Which lines hold the word "GOES"? Copy each one.

Figure record extracts
[START]

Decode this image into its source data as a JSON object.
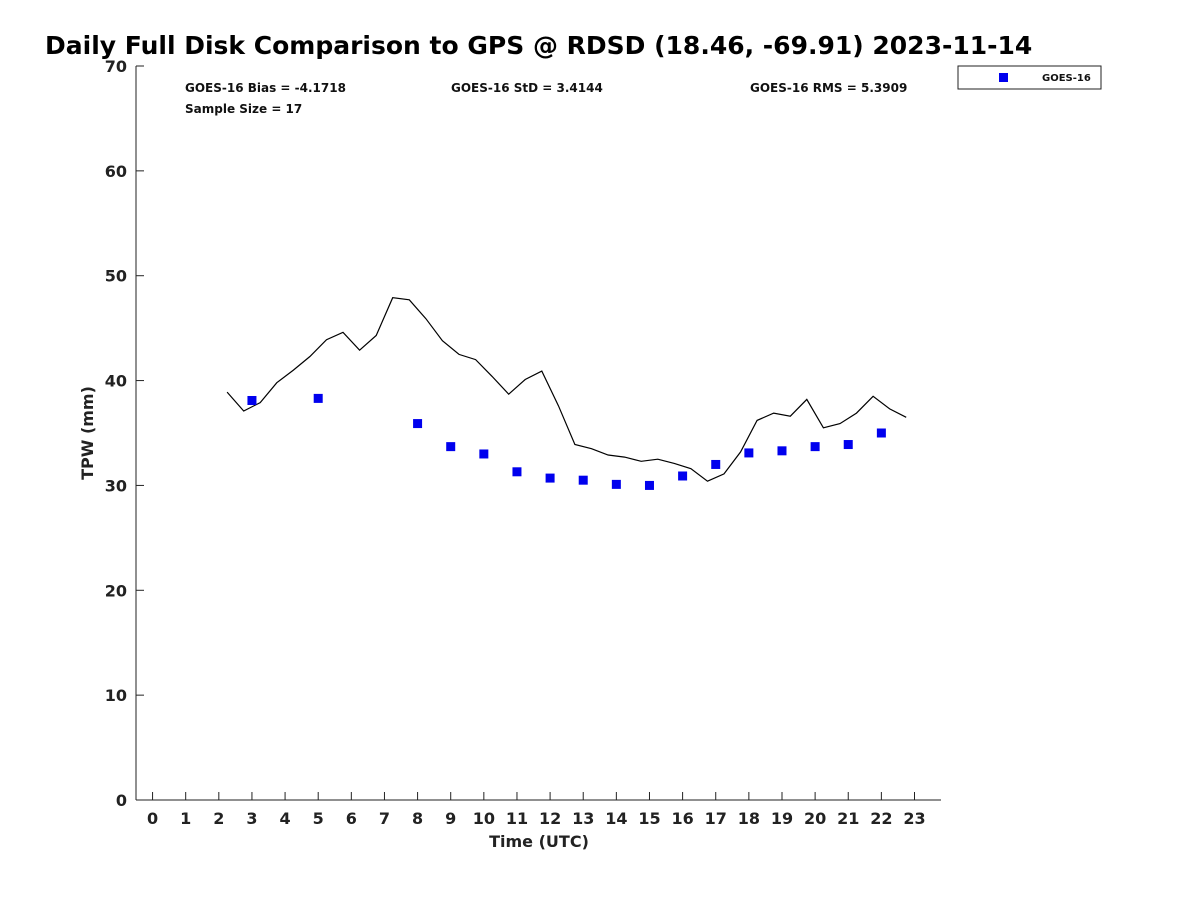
{
  "chart_data": {
    "type": "scatter",
    "title": "Daily Full Disk Comparison to GPS @ RDSD (18.46, -69.91) 2023-11-14",
    "xlabel": "Time (UTC)",
    "ylabel": "TPW (mm)",
    "xlim": [
      -0.5,
      23.8
    ],
    "ylim": [
      0,
      70
    ],
    "xticks": [
      "0",
      "1",
      "2",
      "3",
      "4",
      "5",
      "6",
      "7",
      "8",
      "9",
      "10",
      "11",
      "12",
      "13",
      "14",
      "15",
      "16",
      "17",
      "18",
      "19",
      "20",
      "21",
      "22",
      "23"
    ],
    "yticks": [
      "0",
      "10",
      "20",
      "30",
      "40",
      "50",
      "60",
      "70"
    ],
    "grid": false,
    "legend_position": "top-right, outside plot",
    "stats": {
      "bias": "GOES-16 Bias = -4.1718",
      "std": "GOES-16 StD = 3.4144",
      "rms": "GOES-16 RMS = 5.3909",
      "sample_size": "Sample Size = 17"
    },
    "series": [
      {
        "name": "GOES-16",
        "kind": "markers",
        "color": "#0000ee",
        "points": [
          [
            3.0,
            38.1
          ],
          [
            5.0,
            38.3
          ],
          [
            8.0,
            35.9
          ],
          [
            9.0,
            33.7
          ],
          [
            10.0,
            33.0
          ],
          [
            11.0,
            31.3
          ],
          [
            12.0,
            30.7
          ],
          [
            13.0,
            30.5
          ],
          [
            14.0,
            30.1
          ],
          [
            15.0,
            30.0
          ],
          [
            16.0,
            30.9
          ],
          [
            17.0,
            32.0
          ],
          [
            18.0,
            33.1
          ],
          [
            19.0,
            33.3
          ],
          [
            20.0,
            33.7
          ],
          [
            21.0,
            33.9
          ],
          [
            22.0,
            35.0
          ]
        ]
      },
      {
        "kind": "line",
        "color": "#000000",
        "points": [
          [
            2.25,
            38.9
          ],
          [
            2.75,
            37.1
          ],
          [
            3.25,
            37.9
          ],
          [
            3.75,
            39.8
          ],
          [
            4.25,
            41.0
          ],
          [
            4.75,
            42.3
          ],
          [
            5.25,
            43.9
          ],
          [
            5.75,
            44.6
          ],
          [
            6.25,
            42.9
          ],
          [
            6.75,
            44.3
          ],
          [
            7.25,
            47.9
          ],
          [
            7.75,
            47.7
          ],
          [
            8.25,
            45.9
          ],
          [
            8.75,
            43.8
          ],
          [
            9.25,
            42.5
          ],
          [
            9.75,
            42.0
          ],
          [
            10.25,
            40.4
          ],
          [
            10.75,
            38.7
          ],
          [
            11.25,
            40.1
          ],
          [
            11.75,
            40.9
          ],
          [
            12.25,
            37.6
          ],
          [
            12.75,
            33.9
          ],
          [
            13.25,
            33.5
          ],
          [
            13.75,
            32.9
          ],
          [
            14.25,
            32.7
          ],
          [
            14.75,
            32.3
          ],
          [
            15.25,
            32.5
          ],
          [
            15.75,
            32.1
          ],
          [
            16.25,
            31.6
          ],
          [
            16.75,
            30.4
          ],
          [
            17.25,
            31.1
          ],
          [
            17.75,
            33.2
          ],
          [
            18.25,
            36.2
          ],
          [
            18.75,
            36.9
          ],
          [
            19.25,
            36.6
          ],
          [
            19.75,
            38.2
          ],
          [
            20.25,
            35.5
          ],
          [
            20.75,
            35.9
          ],
          [
            21.25,
            36.9
          ],
          [
            21.75,
            38.5
          ],
          [
            22.25,
            37.3
          ],
          [
            22.75,
            36.5
          ]
        ]
      }
    ]
  }
}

[END]

* Written solution *
      "bias": "GOES-16 Bias = -4.1718",
      "std": "GOES-16 StD = 3.4144",
      "rms": "GOES-16 RMS = 5.3909",
        "name": "GOES-16",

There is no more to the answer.